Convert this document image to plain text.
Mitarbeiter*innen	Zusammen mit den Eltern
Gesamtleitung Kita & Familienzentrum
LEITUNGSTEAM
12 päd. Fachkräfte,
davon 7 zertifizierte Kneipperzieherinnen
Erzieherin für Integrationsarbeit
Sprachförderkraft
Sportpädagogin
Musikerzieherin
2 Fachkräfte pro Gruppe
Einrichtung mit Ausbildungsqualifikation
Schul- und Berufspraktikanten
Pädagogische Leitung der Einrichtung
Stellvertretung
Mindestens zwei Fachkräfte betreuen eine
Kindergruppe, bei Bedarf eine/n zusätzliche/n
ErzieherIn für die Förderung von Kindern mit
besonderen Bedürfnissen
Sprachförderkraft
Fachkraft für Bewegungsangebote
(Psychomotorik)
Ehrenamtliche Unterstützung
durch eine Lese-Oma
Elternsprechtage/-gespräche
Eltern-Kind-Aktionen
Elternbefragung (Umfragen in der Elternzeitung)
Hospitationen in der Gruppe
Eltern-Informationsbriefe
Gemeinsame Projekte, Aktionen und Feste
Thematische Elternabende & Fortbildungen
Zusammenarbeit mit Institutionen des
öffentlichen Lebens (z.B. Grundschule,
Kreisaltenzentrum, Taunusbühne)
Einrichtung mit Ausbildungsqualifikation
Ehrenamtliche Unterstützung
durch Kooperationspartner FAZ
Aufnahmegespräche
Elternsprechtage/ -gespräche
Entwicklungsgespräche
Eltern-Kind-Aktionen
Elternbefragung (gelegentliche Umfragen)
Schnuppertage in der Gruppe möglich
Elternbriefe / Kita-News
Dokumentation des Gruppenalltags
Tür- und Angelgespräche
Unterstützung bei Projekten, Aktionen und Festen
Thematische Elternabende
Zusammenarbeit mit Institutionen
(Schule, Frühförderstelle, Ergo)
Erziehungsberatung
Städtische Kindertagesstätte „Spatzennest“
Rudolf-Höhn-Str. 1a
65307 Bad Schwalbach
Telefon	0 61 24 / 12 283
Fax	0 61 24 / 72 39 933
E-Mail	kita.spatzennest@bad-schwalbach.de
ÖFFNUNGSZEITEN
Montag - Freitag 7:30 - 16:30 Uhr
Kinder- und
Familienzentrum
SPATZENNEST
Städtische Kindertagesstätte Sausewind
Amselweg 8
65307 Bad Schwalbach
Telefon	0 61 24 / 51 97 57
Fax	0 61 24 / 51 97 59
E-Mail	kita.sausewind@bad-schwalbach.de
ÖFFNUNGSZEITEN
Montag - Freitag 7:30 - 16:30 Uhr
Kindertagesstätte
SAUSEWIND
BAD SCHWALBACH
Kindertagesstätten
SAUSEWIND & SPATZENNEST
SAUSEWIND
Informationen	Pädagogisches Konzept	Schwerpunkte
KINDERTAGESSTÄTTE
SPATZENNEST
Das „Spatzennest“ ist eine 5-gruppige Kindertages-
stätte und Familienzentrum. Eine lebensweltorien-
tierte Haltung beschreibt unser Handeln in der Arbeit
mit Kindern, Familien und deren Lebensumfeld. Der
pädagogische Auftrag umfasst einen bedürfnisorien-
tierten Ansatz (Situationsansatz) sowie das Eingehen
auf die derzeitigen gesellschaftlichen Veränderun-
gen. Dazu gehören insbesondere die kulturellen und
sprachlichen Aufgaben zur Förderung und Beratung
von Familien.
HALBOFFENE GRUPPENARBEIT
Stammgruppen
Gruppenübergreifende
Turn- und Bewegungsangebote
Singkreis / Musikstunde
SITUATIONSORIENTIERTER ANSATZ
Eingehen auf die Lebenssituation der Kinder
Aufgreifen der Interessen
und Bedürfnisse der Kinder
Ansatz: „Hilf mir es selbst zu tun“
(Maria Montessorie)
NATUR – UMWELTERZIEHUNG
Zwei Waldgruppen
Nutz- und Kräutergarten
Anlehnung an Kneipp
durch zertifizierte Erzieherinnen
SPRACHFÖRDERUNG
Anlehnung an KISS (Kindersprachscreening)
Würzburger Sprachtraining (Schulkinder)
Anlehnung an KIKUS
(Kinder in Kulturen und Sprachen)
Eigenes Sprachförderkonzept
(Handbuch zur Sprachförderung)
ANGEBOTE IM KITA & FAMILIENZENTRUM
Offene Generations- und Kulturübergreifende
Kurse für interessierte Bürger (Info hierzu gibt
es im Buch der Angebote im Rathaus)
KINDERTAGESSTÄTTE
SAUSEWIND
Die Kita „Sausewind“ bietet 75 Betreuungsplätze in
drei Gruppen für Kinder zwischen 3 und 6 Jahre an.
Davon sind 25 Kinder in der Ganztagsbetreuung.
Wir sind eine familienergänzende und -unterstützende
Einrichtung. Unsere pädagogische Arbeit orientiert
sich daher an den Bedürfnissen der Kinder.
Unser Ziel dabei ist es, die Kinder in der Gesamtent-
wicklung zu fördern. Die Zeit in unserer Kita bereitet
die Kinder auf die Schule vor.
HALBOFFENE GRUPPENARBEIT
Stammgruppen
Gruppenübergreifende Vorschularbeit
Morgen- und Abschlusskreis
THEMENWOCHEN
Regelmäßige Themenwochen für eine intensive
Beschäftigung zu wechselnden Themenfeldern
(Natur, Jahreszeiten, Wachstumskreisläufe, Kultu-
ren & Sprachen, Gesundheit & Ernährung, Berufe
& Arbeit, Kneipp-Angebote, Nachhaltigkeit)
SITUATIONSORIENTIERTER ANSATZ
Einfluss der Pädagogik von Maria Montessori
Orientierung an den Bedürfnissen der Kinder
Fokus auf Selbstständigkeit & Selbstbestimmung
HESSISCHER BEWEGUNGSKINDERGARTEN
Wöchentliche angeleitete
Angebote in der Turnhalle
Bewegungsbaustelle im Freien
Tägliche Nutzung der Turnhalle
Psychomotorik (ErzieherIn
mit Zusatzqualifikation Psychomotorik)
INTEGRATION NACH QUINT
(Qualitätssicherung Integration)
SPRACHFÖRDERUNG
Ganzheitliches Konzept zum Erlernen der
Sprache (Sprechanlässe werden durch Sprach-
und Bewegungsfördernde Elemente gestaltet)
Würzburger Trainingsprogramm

■ Problem requirements ■
Pull every line containing "Fachkräfte" out of the material and copy it.

■ Exercise output ■
12 päd. Fachkräfte,
2 Fachkräfte pro Gruppe
Mindestens zwei Fachkräfte betreuen eine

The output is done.